### [JOB]
Transcribe all of the records word for word, but omit the pictures.
## Begin
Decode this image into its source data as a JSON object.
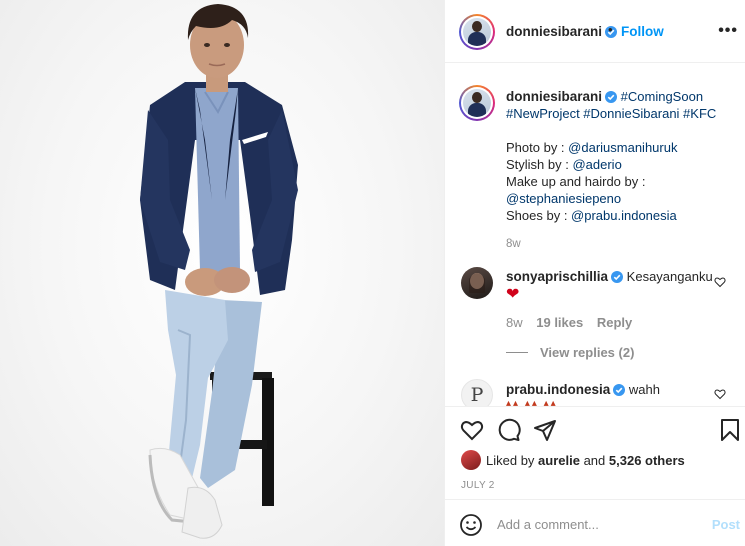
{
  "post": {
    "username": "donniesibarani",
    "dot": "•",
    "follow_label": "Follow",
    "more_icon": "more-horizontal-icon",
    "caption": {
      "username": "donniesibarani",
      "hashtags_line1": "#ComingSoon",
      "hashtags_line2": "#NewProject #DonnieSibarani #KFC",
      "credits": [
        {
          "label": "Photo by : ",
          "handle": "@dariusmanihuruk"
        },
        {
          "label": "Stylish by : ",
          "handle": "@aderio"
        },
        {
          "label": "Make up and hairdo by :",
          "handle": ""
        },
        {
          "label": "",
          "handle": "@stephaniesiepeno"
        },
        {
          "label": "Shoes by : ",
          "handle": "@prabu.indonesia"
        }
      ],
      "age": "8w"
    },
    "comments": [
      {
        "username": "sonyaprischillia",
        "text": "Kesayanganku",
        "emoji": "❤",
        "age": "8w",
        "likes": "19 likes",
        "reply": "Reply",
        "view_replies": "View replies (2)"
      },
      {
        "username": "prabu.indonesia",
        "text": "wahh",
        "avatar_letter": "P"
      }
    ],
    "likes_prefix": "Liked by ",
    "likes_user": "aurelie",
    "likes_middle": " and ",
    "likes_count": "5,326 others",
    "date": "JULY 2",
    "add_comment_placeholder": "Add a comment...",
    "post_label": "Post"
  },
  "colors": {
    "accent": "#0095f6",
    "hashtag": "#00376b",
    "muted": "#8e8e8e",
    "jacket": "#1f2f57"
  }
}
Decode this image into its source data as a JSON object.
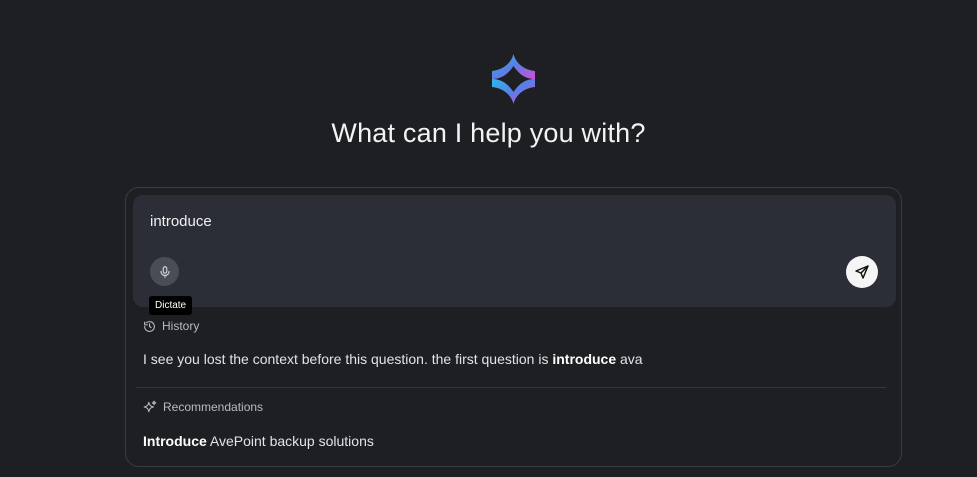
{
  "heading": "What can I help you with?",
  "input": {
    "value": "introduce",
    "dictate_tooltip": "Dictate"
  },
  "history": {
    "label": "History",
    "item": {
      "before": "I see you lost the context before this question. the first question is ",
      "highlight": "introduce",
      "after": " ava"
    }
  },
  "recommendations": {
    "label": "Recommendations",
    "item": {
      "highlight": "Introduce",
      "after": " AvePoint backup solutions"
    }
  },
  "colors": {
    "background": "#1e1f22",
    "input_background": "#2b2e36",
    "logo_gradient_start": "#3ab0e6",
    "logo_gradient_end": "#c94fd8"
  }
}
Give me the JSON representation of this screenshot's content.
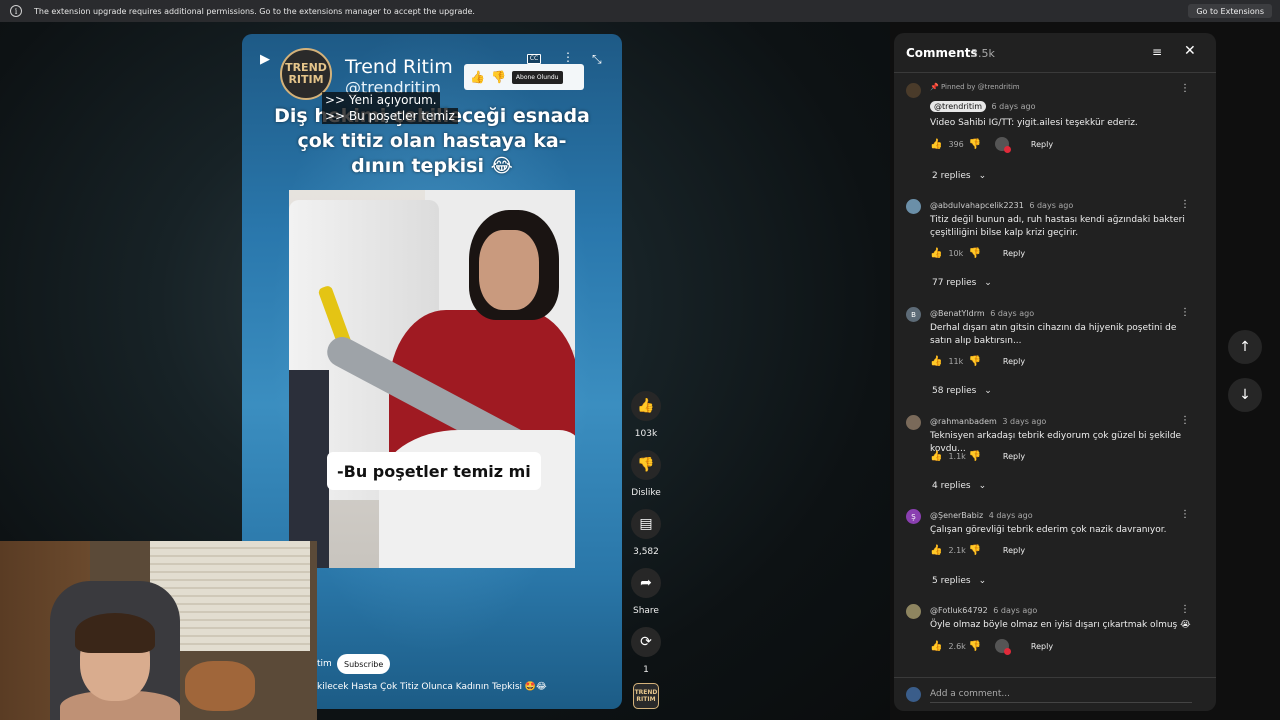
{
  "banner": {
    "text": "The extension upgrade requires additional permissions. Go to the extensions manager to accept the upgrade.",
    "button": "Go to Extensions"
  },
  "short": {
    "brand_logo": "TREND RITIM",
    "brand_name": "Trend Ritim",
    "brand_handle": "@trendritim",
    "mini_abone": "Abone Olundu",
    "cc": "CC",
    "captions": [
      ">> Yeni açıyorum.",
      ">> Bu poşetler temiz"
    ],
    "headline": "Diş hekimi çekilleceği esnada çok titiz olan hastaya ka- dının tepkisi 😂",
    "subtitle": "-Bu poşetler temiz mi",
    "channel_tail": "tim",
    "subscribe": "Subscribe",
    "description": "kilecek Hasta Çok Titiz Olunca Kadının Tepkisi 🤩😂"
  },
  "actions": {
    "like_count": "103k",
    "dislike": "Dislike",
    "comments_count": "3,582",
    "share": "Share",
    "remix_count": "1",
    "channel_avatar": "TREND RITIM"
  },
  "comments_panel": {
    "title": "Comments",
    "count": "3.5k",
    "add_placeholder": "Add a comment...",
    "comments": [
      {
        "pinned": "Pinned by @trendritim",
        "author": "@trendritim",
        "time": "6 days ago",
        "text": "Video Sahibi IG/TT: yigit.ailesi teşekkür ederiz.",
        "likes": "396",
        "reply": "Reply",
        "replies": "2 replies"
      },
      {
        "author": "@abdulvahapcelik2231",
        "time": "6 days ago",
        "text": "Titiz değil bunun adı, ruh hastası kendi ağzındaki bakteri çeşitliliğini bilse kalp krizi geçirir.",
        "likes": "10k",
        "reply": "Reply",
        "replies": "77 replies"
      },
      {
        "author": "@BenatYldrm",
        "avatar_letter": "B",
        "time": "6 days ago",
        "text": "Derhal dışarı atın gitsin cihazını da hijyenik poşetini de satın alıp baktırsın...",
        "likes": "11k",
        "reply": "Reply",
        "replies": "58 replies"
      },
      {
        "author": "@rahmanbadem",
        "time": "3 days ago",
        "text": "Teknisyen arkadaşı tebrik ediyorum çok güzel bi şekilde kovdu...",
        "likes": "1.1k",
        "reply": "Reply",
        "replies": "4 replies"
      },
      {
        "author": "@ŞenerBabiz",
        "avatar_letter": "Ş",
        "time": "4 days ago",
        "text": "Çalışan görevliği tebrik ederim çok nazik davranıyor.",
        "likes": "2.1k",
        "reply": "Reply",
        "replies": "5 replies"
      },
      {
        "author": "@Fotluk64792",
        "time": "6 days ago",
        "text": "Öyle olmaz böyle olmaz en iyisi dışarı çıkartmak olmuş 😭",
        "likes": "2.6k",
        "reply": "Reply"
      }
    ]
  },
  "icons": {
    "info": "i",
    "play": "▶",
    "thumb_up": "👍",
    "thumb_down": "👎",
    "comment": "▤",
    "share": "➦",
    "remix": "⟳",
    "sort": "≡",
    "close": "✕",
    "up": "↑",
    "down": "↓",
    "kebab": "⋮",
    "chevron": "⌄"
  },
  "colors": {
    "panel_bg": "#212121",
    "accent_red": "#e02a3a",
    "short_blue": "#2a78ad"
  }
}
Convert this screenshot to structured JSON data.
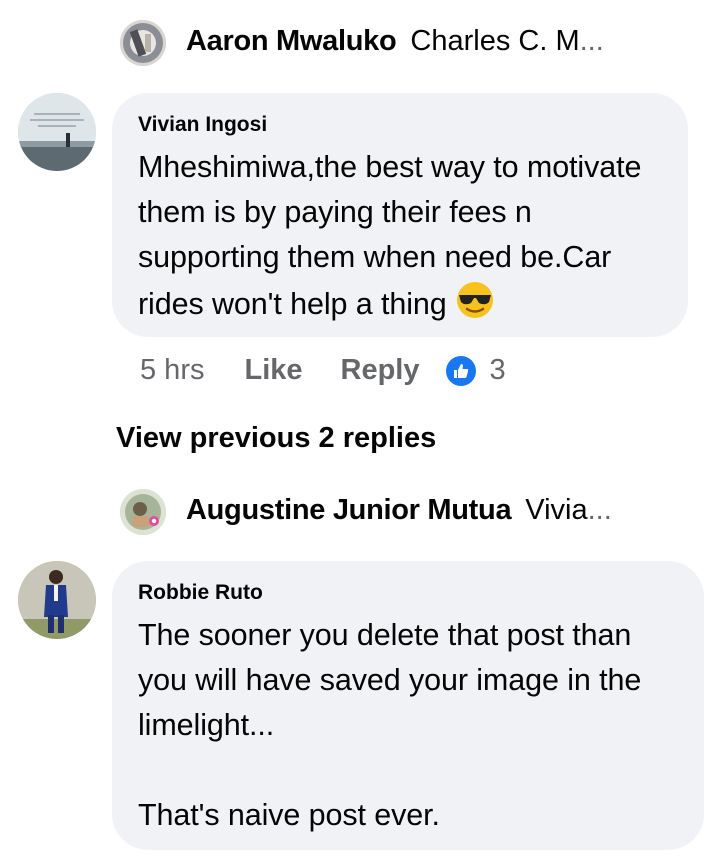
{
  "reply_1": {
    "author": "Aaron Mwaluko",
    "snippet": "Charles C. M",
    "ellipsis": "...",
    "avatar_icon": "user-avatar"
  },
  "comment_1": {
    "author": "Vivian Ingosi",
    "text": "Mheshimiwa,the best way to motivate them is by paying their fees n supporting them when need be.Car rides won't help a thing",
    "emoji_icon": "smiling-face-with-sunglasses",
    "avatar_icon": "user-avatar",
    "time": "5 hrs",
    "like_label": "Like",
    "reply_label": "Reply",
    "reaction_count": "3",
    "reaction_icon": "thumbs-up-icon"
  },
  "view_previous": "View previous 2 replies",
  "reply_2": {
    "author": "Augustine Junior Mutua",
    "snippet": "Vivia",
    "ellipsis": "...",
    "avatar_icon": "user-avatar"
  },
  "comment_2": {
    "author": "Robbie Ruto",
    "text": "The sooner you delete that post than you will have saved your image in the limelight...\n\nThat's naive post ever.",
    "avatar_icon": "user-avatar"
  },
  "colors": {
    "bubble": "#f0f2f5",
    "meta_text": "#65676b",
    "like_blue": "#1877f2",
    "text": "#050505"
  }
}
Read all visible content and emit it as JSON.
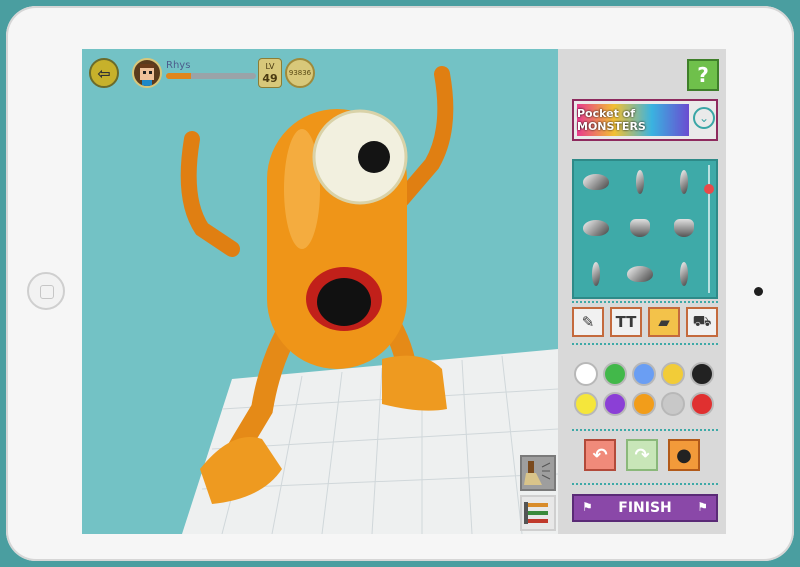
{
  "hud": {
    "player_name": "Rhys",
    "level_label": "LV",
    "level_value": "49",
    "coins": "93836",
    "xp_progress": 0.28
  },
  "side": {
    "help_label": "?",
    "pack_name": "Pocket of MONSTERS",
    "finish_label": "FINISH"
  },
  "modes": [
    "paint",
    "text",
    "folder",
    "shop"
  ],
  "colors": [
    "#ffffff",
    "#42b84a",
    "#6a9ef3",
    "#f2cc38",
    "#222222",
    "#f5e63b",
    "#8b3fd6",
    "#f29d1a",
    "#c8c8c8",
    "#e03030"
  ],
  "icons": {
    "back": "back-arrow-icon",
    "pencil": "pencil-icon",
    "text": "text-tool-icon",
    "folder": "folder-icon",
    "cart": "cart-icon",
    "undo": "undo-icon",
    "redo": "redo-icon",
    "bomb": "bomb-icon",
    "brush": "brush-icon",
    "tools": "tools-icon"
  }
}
## End
### [RESULT OF THIS EXERCISE]
Decode this image into its source data as a JSON object.
{
  "post": {
    "username": "donniesibarani",
    "dot": "•",
    "follow_label": "Follow",
    "more_icon": "more-horizontal-icon",
    "caption": {
      "username": "donniesibarani",
      "hashtags_line1": "#ComingSoon",
      "hashtags_line2": "#NewProject #DonnieSibarani #KFC",
      "credits": [
        {
          "label": "Photo by : ",
          "handle": "@dariusmanihuruk"
        },
        {
          "label": "Stylish by : ",
          "handle": "@aderio"
        },
        {
          "label": "Make up and hairdo by :",
          "handle": ""
        },
        {
          "label": "",
          "handle": "@stephaniesiepeno"
        },
        {
          "label": "Shoes by : ",
          "handle": "@prabu.indonesia"
        }
      ],
      "age": "8w"
    },
    "comments": [
      {
        "username": "sonyaprischillia",
        "text": "Kesayanganku",
        "emoji": "❤",
        "age": "8w",
        "likes": "19 likes",
        "reply": "Reply",
        "view_replies": "View replies (2)"
      },
      {
        "username": "prabu.indonesia",
        "text": "wahh",
        "avatar_letter": "P"
      }
    ],
    "likes_prefix": "Liked by ",
    "likes_user": "aurelie",
    "likes_middle": " and ",
    "likes_count": "5,326 others",
    "date": "JULY 2",
    "add_comment_placeholder": "Add a comment...",
    "post_label": "Post"
  },
  "colors": {
    "accent": "#0095f6",
    "hashtag": "#00376b",
    "muted": "#8e8e8e",
    "jacket": "#1f2f57"
  }
}
Decode this image into its source data as a JSON object.
{
  "heading": "What can I help you with?",
  "input": {
    "value": "introduce",
    "dictate_tooltip": "Dictate"
  },
  "history": {
    "label": "History",
    "item": {
      "before": "I see you lost the context before this question. the first question is ",
      "highlight": "introduce",
      "after": " ava"
    }
  },
  "recommendations": {
    "label": "Recommendations",
    "item": {
      "highlight": "Introduce",
      "after": " AvePoint backup solutions"
    }
  },
  "colors": {
    "background": "#1e1f22",
    "input_background": "#2b2e36",
    "logo_gradient_start": "#3ab0e6",
    "logo_gradient_end": "#c94fd8"
  }
}
Give me the JSON representation of this screenshot's content.
{
  "banner": {
    "text": "The extension upgrade requires additional permissions. Go to the extensions manager to accept the upgrade.",
    "button": "Go to Extensions"
  },
  "short": {
    "brand_logo": "TREND RITIM",
    "brand_name": "Trend Ritim",
    "brand_handle": "@trendritim",
    "mini_abone": "Abone Olundu",
    "cc": "CC",
    "captions": [
      ">> Yeni açıyorum.",
      ">> Bu poşetler temiz"
    ],
    "headline": "Diş hekimi çekilleceği esnada çok titiz olan hastaya ka- dının tepkisi 😂",
    "subtitle": "-Bu poşetler temiz mi",
    "channel_tail": "tim",
    "subscribe": "Subscribe",
    "description": "kilecek Hasta Çok Titiz Olunca Kadının Tepkisi 🤩😂"
  },
  "actions": {
    "like_count": "103k",
    "dislike": "Dislike",
    "comments_count": "3,582",
    "share": "Share",
    "remix_count": "1",
    "channel_avatar": "TREND RITIM"
  },
  "comments_panel": {
    "title": "Comments",
    "count": "3.5k",
    "add_placeholder": "Add a comment...",
    "comments": [
      {
        "pinned": "Pinned by @trendritim",
        "author": "@trendritim",
        "time": "6 days ago",
        "text": "Video Sahibi IG/TT: yigit.ailesi teşekkür ederiz.",
        "likes": "396",
        "reply": "Reply",
        "replies": "2 replies"
      },
      {
        "author": "@abdulvahapcelik2231",
        "time": "6 days ago",
        "text": "Titiz değil bunun adı, ruh hastası kendi ağzındaki bakteri çeşitliliğini bilse kalp krizi geçirir.",
        "likes": "10k",
        "reply": "Reply",
        "replies": "77 replies"
      },
      {
        "author": "@BenatYldrm",
        "avatar_letter": "B",
        "time": "6 days ago",
        "text": "Derhal dışarı atın gitsin cihazını da hijyenik poşetini de satın alıp baktırsın...",
        "likes": "11k",
        "reply": "Reply",
        "replies": "58 replies"
      },
      {
        "author": "@rahmanbadem",
        "time": "3 days ago",
        "text": "Teknisyen arkadaşı tebrik ediyorum çok güzel bi şekilde kovdu...",
        "likes": "1.1k",
        "reply": "Reply",
        "replies": "4 replies"
      },
      {
        "author": "@ŞenerBabiz",
        "avatar_letter": "Ş",
        "time": "4 days ago",
        "text": "Çalışan görevliği tebrik ederim çok nazik davranıyor.",
        "likes": "2.1k",
        "reply": "Reply",
        "replies": "5 replies"
      },
      {
        "author": "@Fotluk64792",
        "time": "6 days ago",
        "text": "Öyle olmaz böyle olmaz en iyisi dışarı çıkartmak olmuş 😭",
        "likes": "2.6k",
        "reply": "Reply"
      }
    ]
  },
  "icons": {
    "info": "i",
    "play": "▶",
    "thumb_up": "👍",
    "thumb_down": "👎",
    "comment": "▤",
    "share": "➦",
    "remix": "⟳",
    "sort": "≡",
    "close": "✕",
    "up": "↑",
    "down": "↓",
    "kebab": "⋮",
    "chevron": "⌄"
  },
  "colors": {
    "panel_bg": "#212121",
    "accent_red": "#e02a3a",
    "short_blue": "#2a78ad"
  }
}
Convert this screenshot to structured JSON data.
{
  "reply_1": {
    "author": "Aaron Mwaluko",
    "snippet": "Charles C. M",
    "ellipsis": "...",
    "avatar_icon": "user-avatar"
  },
  "comment_1": {
    "author": "Vivian Ingosi",
    "text": "Mheshimiwa,the best way to motivate them is by paying their fees n supporting them when need be.Car rides won't help a thing",
    "emoji_icon": "smiling-face-with-sunglasses",
    "avatar_icon": "user-avatar",
    "time": "5 hrs",
    "like_label": "Like",
    "reply_label": "Reply",
    "reaction_count": "3",
    "reaction_icon": "thumbs-up-icon"
  },
  "view_previous": "View previous 2 replies",
  "reply_2": {
    "author": "Augustine Junior Mutua",
    "snippet": "Vivia",
    "ellipsis": "...",
    "avatar_icon": "user-avatar"
  },
  "comment_2": {
    "author": "Robbie Ruto",
    "text": "The sooner you delete that post than you will have saved your image in the limelight...\n\nThat's naive post ever.",
    "avatar_icon": "user-avatar"
  },
  "colors": {
    "bubble": "#f0f2f5",
    "meta_text": "#65676b",
    "like_blue": "#1877f2",
    "text": "#050505"
  }
}
Read all visible content and emit it as JSON.
{
  "hud": {
    "player_name": "Rhys",
    "level_label": "LV",
    "level_value": "49",
    "coins": "93836",
    "xp_progress": 0.28
  },
  "side": {
    "help_label": "?",
    "pack_name": "Pocket of MONSTERS",
    "finish_label": "FINISH"
  },
  "modes": [
    "paint",
    "text",
    "folder",
    "shop"
  ],
  "colors": [
    "#ffffff",
    "#42b84a",
    "#6a9ef3",
    "#f2cc38",
    "#222222",
    "#f5e63b",
    "#8b3fd6",
    "#f29d1a",
    "#c8c8c8",
    "#e03030"
  ],
  "icons": {
    "back": "back-arrow-icon",
    "pencil": "pencil-icon",
    "text": "text-tool-icon",
    "folder": "folder-icon",
    "cart": "cart-icon",
    "undo": "undo-icon",
    "redo": "redo-icon",
    "bomb": "bomb-icon",
    "brush": "brush-icon",
    "tools": "tools-icon"
  }
}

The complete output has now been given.